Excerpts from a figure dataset

========================================================================

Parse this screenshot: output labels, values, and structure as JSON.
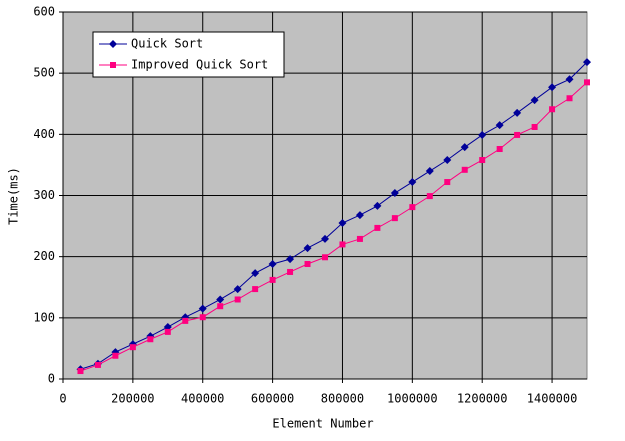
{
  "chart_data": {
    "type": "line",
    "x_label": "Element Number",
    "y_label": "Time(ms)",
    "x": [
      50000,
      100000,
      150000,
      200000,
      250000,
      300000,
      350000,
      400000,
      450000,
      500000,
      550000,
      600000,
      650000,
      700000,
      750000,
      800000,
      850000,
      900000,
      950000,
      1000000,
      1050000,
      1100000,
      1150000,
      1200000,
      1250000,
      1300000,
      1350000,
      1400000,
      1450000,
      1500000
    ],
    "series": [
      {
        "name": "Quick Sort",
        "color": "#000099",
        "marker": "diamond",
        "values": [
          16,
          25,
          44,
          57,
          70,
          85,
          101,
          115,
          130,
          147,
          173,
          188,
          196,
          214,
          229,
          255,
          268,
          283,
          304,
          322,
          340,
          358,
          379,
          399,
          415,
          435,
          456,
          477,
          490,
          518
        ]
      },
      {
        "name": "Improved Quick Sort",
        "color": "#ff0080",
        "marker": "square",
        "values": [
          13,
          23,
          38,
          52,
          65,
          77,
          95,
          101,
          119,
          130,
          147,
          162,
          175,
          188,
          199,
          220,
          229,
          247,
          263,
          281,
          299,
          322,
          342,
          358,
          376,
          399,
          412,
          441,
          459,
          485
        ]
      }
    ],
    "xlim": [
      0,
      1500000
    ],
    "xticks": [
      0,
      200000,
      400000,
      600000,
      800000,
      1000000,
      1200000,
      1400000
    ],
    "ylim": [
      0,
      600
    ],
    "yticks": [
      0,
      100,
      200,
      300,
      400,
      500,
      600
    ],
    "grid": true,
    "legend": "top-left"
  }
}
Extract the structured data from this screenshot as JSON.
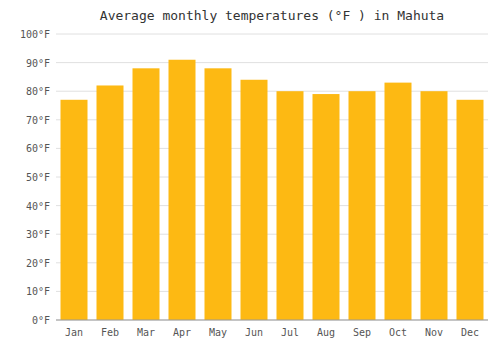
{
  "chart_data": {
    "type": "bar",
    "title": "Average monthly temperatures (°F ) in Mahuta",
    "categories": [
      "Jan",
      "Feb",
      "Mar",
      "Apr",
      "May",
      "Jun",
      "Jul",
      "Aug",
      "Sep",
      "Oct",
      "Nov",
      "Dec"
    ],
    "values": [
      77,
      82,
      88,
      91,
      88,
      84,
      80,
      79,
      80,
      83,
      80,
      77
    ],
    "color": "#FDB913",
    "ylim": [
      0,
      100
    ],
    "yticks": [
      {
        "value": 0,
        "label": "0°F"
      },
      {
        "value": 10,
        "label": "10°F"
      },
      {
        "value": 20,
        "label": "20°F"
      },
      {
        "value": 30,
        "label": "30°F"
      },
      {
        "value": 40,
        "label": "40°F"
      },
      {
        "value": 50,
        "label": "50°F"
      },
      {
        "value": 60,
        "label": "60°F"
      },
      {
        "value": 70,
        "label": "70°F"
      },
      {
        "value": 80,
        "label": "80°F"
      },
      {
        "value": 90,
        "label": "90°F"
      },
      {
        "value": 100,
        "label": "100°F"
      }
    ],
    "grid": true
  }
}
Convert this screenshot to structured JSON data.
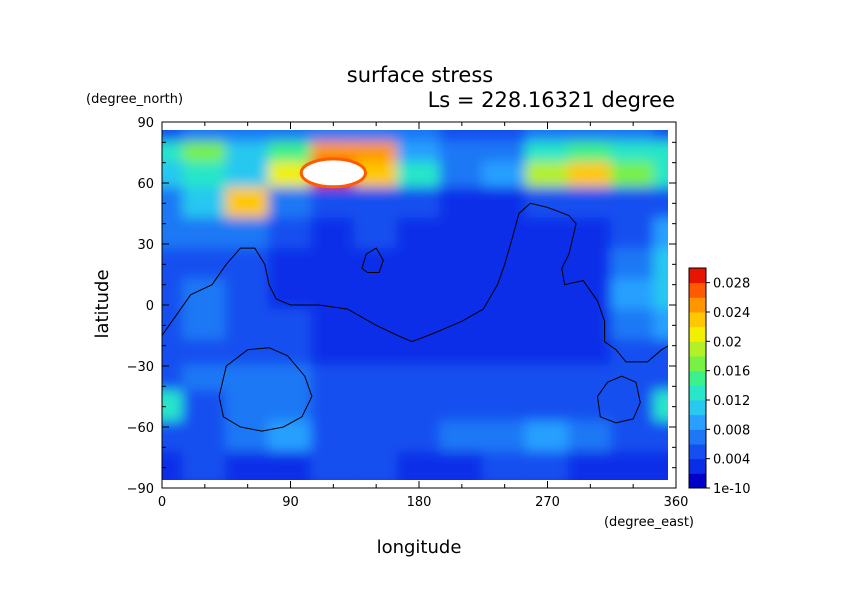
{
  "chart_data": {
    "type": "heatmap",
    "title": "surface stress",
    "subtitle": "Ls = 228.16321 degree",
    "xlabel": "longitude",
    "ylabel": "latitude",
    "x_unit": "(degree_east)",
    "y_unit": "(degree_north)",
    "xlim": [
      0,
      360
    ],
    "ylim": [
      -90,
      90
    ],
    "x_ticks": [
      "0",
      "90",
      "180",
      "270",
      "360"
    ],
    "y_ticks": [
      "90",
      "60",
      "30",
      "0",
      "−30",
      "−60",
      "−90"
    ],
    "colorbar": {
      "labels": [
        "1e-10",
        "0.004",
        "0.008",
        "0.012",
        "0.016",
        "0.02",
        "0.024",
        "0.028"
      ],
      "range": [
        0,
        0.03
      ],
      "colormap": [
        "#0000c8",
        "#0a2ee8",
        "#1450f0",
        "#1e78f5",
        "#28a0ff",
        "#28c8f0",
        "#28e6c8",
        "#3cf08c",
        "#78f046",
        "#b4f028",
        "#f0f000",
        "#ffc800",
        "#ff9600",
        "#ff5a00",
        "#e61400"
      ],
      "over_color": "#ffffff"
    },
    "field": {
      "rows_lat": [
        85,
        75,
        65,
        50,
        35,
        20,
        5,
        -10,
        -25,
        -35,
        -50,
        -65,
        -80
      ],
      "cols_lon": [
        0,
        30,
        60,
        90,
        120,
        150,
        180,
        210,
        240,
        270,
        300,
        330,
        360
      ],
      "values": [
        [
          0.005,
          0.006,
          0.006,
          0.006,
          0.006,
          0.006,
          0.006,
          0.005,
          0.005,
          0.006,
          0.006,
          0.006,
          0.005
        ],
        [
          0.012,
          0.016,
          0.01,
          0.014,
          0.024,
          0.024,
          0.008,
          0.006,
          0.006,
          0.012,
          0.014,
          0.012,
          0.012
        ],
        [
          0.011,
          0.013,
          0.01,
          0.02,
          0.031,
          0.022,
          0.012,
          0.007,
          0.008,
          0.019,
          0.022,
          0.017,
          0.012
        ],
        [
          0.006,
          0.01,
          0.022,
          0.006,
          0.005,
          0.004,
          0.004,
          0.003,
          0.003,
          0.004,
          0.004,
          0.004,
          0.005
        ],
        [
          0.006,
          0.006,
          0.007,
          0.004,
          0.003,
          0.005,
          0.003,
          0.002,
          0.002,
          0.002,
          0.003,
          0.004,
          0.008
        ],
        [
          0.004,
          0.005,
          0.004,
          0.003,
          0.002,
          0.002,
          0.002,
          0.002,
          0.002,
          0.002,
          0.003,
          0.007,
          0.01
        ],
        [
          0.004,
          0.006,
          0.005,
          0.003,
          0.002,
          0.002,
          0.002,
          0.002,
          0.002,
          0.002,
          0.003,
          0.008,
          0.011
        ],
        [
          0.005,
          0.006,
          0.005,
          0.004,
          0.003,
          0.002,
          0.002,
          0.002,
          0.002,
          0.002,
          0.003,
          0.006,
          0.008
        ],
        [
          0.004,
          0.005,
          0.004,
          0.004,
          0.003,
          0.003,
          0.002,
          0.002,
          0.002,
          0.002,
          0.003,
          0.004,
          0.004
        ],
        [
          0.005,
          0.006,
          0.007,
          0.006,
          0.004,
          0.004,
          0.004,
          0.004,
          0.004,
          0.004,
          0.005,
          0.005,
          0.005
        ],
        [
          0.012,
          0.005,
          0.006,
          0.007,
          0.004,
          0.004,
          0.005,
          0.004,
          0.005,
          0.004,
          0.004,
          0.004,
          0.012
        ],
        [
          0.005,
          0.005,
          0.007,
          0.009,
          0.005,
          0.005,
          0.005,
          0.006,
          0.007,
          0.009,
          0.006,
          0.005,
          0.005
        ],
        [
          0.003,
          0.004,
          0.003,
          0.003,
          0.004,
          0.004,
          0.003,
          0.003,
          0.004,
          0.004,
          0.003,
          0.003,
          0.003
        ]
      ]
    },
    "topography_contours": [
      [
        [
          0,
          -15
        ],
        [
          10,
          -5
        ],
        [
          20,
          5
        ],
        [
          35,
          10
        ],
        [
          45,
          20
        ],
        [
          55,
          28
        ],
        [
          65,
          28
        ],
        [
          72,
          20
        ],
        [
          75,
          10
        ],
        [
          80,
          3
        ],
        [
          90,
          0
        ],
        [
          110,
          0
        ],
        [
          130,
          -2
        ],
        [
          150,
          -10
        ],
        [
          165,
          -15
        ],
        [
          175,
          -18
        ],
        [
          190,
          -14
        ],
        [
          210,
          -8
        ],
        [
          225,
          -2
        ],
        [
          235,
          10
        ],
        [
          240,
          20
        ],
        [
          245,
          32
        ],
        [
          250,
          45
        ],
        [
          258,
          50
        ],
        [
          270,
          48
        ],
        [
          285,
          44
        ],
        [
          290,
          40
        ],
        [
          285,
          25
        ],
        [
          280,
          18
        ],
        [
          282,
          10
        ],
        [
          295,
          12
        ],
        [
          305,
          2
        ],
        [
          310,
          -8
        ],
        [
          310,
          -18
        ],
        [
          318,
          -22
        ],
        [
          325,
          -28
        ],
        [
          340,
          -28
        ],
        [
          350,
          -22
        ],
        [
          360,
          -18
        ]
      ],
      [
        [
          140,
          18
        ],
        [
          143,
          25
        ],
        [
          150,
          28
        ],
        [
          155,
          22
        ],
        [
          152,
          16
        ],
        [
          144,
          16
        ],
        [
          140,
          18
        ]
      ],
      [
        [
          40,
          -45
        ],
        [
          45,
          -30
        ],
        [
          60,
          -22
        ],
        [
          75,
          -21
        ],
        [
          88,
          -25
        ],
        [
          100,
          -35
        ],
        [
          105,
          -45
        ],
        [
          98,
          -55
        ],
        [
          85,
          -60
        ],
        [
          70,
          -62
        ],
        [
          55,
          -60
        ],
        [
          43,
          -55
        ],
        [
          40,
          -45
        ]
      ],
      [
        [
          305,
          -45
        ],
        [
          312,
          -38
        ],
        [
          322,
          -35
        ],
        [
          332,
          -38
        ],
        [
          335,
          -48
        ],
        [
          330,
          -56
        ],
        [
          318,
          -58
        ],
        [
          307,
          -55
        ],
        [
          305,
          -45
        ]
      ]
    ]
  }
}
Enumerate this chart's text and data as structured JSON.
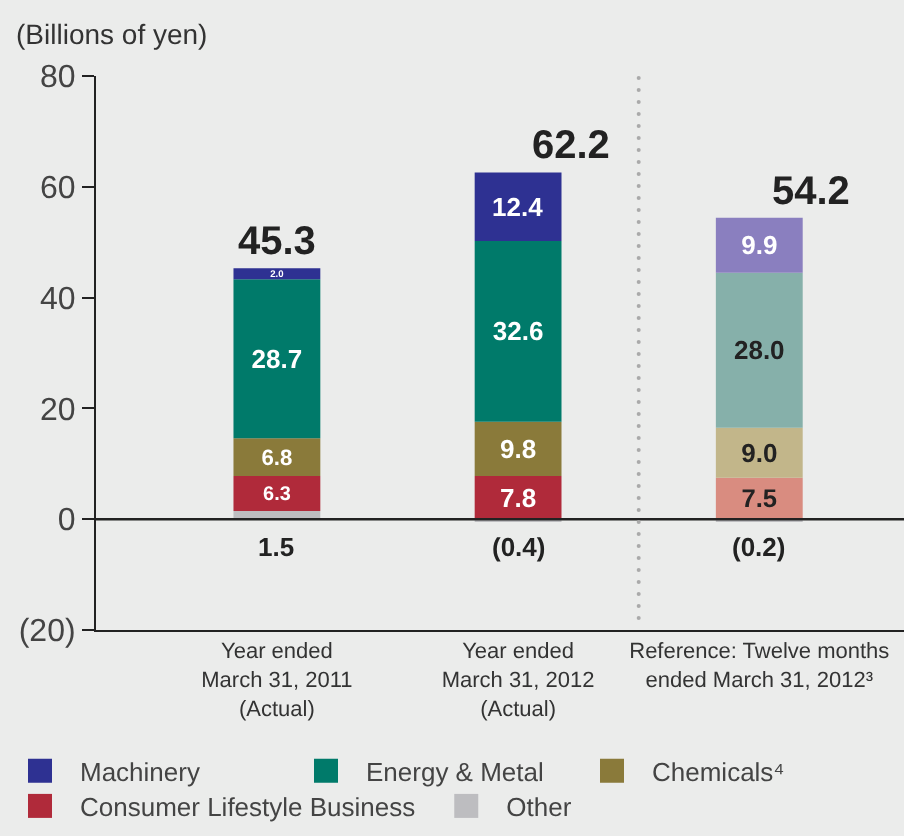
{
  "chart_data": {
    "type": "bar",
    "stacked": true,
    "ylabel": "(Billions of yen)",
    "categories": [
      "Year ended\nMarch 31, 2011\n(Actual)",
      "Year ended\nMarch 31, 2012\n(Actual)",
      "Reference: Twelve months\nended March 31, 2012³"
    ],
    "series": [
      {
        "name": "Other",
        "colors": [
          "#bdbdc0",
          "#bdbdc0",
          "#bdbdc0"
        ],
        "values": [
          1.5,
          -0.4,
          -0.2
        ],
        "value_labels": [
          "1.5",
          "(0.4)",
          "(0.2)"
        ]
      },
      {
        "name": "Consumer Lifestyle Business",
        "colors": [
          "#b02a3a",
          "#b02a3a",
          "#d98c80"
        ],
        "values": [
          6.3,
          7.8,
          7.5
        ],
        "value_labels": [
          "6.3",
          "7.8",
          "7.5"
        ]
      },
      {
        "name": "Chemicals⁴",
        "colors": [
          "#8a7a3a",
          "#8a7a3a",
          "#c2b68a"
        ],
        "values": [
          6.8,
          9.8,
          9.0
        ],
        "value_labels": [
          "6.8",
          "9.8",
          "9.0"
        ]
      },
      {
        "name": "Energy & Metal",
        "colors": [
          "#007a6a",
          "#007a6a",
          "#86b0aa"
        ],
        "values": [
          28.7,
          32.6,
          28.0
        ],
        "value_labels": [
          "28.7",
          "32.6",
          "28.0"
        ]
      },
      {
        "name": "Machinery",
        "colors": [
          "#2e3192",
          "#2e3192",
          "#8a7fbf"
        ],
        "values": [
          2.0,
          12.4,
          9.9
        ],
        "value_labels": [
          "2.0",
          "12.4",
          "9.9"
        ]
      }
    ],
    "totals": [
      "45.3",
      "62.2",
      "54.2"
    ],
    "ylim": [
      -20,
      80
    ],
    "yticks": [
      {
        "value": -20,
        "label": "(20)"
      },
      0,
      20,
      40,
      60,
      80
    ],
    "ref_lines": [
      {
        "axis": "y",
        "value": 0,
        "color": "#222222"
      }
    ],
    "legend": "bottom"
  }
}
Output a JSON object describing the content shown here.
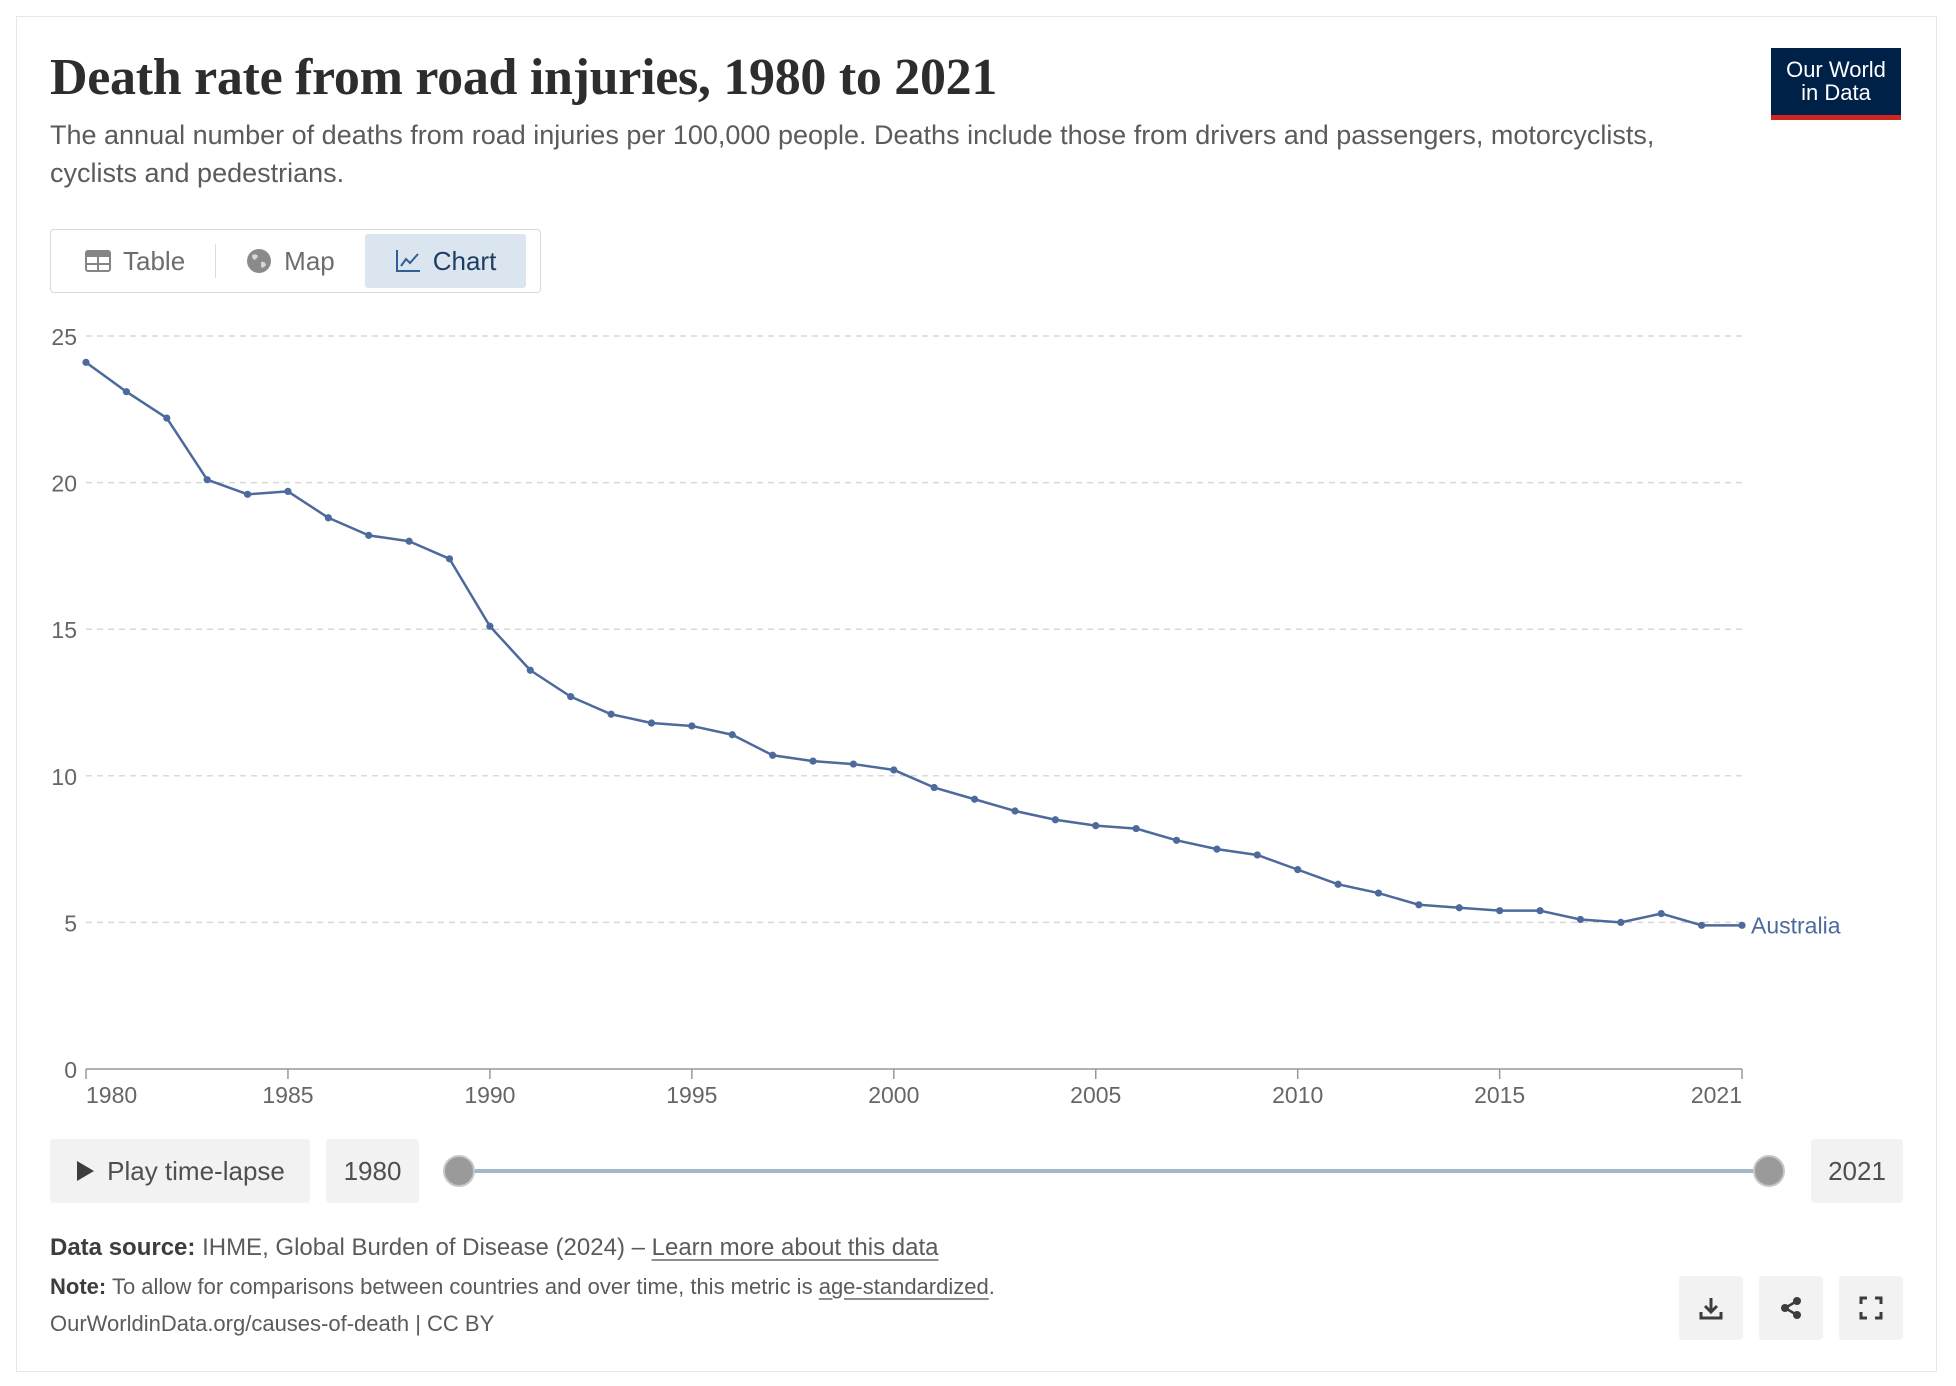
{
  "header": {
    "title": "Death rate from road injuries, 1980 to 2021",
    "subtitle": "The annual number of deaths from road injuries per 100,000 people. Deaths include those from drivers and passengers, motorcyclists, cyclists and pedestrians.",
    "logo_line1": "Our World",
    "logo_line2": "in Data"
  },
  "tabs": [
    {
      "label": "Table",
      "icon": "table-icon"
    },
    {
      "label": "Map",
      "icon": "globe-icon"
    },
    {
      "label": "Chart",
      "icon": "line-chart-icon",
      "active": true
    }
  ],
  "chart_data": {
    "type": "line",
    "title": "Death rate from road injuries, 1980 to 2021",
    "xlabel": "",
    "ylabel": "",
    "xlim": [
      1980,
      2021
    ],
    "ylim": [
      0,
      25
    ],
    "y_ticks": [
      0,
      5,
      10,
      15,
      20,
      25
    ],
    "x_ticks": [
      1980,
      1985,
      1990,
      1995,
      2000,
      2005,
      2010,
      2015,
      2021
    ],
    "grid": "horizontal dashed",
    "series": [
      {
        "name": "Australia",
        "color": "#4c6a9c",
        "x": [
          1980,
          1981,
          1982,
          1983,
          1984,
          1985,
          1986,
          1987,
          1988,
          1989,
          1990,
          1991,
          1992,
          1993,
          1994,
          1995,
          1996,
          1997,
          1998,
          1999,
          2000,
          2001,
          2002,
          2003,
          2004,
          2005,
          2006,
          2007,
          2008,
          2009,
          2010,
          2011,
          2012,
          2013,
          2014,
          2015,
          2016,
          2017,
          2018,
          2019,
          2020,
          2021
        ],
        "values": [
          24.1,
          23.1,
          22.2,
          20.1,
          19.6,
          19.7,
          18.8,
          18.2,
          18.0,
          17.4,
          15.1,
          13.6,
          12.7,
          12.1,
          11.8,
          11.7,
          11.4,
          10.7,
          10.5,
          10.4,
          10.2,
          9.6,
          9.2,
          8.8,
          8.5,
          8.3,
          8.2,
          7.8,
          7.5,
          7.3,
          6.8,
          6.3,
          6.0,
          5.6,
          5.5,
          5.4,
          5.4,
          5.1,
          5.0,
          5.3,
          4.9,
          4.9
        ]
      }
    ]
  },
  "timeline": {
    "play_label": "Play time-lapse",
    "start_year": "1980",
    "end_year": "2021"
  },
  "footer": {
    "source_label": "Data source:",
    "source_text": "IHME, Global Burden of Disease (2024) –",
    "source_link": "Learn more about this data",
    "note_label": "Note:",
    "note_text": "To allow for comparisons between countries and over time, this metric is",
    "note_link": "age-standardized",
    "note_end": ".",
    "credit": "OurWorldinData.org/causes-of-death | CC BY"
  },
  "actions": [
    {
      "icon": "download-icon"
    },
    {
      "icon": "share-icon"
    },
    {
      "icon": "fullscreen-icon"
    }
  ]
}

========================================================================

GIVEN PROBLEM:
Looking at the entries above, say how many lines contain the word "ylabel". Only the number is wanted.

TASK RESULT:
3